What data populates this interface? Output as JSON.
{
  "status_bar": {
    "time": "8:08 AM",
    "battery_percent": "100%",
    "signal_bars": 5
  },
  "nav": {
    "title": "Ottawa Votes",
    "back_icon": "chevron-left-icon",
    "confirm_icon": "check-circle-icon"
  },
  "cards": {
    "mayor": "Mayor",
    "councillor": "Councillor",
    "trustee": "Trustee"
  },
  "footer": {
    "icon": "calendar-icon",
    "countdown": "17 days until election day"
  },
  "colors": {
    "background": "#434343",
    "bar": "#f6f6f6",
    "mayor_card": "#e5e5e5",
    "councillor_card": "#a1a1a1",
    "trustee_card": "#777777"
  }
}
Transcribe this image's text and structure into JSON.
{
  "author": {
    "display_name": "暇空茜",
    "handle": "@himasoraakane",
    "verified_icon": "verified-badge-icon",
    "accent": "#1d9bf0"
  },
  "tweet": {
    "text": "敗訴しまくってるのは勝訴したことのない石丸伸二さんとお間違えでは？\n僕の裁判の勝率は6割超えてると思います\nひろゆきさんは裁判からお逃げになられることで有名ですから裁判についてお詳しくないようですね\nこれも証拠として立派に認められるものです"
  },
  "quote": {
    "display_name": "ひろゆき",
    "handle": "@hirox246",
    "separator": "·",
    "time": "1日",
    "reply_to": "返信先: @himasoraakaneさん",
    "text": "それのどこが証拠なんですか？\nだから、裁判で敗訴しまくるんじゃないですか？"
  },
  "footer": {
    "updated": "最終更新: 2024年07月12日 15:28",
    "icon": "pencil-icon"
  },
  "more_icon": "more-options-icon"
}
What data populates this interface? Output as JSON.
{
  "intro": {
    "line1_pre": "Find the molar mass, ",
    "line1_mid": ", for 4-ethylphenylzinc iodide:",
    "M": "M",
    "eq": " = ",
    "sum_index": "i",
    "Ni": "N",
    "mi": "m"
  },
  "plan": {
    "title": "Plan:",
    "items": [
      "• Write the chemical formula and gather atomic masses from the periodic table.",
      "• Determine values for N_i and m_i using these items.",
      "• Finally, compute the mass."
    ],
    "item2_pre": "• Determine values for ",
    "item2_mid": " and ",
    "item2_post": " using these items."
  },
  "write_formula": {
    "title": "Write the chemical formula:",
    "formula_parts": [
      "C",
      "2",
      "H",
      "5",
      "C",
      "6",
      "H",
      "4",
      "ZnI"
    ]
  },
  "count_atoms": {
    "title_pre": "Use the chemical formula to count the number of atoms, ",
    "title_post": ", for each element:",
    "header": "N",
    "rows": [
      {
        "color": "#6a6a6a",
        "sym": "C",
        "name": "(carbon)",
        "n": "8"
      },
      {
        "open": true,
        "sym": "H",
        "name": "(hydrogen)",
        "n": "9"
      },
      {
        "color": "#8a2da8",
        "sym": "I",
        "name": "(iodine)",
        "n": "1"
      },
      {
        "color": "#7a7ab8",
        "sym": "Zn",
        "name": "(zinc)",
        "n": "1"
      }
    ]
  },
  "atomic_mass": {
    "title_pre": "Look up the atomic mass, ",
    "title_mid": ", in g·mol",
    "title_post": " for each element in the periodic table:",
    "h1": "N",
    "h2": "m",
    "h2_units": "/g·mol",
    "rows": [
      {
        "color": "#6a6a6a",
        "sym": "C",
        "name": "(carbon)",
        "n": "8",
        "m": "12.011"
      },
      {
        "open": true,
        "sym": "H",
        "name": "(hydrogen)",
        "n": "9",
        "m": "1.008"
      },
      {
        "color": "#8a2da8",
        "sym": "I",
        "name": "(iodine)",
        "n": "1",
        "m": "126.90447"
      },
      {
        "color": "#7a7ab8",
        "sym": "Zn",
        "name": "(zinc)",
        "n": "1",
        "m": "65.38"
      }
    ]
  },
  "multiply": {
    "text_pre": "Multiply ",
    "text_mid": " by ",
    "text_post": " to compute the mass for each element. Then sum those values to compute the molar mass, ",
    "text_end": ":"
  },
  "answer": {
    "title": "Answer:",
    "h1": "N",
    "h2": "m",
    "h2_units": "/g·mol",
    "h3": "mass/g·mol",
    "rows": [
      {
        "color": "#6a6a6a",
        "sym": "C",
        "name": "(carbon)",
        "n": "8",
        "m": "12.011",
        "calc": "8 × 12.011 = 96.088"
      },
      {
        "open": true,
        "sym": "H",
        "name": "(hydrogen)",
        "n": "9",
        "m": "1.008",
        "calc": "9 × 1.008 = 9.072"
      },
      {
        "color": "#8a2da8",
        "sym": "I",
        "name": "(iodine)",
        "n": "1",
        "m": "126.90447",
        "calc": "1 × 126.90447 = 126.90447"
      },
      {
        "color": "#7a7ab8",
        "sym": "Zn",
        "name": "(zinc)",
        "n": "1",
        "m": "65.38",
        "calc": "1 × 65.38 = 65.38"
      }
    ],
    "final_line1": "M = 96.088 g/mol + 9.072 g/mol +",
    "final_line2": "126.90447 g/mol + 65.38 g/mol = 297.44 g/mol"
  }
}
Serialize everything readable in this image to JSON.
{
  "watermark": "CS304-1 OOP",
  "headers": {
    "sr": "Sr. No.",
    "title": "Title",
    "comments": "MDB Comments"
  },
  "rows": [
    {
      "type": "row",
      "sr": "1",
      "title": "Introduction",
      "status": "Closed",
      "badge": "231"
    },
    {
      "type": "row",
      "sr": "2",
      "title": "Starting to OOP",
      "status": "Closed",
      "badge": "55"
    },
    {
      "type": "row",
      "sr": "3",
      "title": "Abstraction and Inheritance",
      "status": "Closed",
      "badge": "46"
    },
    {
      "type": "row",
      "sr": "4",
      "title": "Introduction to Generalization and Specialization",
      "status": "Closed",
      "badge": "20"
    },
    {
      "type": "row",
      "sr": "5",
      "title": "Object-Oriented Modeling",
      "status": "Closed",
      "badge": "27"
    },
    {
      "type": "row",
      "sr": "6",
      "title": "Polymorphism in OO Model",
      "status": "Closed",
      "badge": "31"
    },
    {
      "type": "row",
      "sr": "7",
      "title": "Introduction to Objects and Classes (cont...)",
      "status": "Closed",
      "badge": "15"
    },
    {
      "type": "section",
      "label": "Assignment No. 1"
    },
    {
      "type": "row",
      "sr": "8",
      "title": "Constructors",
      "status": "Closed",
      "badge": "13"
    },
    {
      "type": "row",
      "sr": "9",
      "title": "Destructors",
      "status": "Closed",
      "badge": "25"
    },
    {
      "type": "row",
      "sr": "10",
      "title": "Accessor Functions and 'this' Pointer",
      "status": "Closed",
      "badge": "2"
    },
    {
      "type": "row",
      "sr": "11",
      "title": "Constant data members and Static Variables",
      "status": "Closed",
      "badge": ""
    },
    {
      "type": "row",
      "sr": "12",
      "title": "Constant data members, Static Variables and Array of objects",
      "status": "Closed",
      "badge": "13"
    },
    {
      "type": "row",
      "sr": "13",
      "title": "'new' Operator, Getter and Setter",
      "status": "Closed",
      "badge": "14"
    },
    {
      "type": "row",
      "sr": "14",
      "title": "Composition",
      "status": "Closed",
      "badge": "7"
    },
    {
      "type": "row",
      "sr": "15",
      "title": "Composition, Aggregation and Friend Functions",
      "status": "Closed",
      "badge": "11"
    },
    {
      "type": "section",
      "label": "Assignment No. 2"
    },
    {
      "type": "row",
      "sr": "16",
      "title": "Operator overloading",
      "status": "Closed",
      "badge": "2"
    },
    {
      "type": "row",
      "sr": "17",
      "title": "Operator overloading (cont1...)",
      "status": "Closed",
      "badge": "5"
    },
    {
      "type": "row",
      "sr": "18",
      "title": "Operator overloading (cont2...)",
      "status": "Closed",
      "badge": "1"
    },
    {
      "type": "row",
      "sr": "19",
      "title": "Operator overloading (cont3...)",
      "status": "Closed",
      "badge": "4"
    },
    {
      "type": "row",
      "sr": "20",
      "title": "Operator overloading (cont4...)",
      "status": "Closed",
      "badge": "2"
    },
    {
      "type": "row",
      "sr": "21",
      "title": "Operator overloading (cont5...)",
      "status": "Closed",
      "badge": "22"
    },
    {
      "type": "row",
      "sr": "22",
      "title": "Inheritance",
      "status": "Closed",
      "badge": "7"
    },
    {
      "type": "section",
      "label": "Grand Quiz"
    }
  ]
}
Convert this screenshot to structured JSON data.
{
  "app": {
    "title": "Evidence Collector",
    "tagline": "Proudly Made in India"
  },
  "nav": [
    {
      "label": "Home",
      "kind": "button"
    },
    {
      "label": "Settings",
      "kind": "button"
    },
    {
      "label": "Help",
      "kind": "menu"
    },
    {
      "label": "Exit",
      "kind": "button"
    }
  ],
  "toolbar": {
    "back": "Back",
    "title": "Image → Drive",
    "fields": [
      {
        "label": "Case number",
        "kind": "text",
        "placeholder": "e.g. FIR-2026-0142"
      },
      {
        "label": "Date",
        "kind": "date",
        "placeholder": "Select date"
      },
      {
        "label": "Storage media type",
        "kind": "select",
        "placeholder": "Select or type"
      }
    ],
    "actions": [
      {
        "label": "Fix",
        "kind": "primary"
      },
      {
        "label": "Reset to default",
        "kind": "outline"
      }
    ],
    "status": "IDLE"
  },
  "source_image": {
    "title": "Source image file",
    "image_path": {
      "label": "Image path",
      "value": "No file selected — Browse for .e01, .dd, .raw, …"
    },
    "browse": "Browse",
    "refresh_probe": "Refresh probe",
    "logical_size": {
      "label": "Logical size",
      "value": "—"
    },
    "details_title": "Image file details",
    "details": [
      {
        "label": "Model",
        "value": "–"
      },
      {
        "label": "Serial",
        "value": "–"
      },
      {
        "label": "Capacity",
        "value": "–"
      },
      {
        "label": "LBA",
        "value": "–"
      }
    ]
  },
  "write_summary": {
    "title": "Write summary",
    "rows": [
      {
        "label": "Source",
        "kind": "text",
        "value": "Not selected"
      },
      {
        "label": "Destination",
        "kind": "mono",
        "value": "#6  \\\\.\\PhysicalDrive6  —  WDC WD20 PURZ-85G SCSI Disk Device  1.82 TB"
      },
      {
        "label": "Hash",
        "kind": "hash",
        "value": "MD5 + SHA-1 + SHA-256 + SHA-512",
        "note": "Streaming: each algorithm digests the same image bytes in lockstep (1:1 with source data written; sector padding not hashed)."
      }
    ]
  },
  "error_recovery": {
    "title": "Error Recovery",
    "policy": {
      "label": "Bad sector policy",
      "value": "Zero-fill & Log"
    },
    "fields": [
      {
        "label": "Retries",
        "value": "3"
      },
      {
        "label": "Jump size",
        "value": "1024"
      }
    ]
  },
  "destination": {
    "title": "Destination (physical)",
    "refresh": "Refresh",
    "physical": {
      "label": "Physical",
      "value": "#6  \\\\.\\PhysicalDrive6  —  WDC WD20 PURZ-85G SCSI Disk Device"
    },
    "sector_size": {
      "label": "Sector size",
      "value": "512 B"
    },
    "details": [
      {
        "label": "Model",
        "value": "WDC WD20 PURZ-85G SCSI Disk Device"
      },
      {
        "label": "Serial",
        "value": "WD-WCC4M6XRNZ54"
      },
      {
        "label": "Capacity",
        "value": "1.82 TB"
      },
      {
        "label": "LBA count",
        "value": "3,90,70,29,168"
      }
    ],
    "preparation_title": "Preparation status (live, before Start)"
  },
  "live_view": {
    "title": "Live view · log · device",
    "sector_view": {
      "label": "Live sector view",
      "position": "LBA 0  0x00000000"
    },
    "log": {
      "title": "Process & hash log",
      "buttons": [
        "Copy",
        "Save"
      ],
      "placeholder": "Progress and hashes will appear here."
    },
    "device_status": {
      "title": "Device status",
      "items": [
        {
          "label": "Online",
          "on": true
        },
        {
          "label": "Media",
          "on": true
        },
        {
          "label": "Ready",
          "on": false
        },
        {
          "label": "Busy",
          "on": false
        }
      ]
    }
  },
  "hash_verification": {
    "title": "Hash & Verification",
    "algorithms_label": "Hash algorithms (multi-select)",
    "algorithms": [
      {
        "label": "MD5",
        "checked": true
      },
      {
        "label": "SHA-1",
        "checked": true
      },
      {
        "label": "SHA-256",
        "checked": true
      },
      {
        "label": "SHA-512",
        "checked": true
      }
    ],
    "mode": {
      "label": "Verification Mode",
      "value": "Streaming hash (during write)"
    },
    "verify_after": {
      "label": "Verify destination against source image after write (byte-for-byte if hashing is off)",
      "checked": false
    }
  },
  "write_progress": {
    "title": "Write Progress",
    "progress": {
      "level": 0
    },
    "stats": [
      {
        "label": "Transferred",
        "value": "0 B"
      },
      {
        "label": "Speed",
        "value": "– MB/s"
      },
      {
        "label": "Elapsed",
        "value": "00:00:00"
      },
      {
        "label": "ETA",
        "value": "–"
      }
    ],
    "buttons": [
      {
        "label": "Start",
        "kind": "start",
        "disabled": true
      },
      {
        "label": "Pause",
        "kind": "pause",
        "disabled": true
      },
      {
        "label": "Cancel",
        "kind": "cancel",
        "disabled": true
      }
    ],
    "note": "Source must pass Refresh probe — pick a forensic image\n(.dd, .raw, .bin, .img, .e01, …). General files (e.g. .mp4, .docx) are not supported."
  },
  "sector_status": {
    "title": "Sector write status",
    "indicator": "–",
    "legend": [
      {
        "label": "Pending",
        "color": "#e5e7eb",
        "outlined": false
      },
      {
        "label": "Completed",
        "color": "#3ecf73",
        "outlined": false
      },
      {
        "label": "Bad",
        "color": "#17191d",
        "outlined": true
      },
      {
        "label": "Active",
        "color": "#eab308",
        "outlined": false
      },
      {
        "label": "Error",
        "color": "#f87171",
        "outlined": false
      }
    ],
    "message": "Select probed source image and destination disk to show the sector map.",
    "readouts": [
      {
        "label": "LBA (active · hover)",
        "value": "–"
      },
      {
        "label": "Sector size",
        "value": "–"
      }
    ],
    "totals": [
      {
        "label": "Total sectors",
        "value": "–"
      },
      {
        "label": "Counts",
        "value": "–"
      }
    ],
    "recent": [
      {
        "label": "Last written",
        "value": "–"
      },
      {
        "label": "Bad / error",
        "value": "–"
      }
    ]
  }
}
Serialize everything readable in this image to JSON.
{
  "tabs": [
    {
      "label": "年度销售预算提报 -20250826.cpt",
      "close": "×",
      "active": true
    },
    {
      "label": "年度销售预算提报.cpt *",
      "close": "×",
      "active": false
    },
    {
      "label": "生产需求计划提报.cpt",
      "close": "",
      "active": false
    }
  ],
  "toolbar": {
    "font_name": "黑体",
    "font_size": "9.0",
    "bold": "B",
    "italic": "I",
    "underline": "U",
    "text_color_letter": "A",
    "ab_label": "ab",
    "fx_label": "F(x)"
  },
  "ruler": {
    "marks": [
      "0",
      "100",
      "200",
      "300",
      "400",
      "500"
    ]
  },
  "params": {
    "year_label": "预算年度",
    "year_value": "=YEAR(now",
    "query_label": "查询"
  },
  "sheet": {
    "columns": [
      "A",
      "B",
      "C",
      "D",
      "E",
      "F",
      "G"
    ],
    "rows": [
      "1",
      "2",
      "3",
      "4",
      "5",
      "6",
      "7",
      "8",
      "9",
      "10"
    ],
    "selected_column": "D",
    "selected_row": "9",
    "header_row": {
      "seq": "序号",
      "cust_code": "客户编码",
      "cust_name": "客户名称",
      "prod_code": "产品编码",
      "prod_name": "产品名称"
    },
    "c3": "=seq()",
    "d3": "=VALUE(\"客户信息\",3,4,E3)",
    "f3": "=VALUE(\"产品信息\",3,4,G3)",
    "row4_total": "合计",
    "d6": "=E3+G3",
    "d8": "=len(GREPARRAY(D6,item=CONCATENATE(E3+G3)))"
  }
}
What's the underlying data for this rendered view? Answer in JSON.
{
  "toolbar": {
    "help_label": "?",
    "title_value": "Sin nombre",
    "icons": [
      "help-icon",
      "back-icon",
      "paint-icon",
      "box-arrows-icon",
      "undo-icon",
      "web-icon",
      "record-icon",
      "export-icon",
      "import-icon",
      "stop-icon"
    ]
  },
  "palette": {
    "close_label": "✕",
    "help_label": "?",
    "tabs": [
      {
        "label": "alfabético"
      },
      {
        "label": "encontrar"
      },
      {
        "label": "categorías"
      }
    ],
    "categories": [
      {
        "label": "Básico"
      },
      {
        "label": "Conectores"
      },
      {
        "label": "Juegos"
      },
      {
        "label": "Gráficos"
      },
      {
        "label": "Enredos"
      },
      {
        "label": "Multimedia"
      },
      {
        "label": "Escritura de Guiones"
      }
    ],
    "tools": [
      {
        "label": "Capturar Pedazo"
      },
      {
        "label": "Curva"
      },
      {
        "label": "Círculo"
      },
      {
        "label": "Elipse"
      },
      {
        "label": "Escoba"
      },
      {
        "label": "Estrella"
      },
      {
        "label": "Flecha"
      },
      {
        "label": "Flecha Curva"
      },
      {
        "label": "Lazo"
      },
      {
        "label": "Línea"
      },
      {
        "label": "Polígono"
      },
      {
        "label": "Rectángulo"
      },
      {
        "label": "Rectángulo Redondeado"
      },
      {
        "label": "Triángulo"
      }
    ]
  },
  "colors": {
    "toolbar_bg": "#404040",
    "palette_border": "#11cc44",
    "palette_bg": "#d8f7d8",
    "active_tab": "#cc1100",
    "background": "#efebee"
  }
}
|---|
*Set exercise:*
Say how many lines in the listing above include "Streaming". Give nothing but the number.

*Final answer:*
2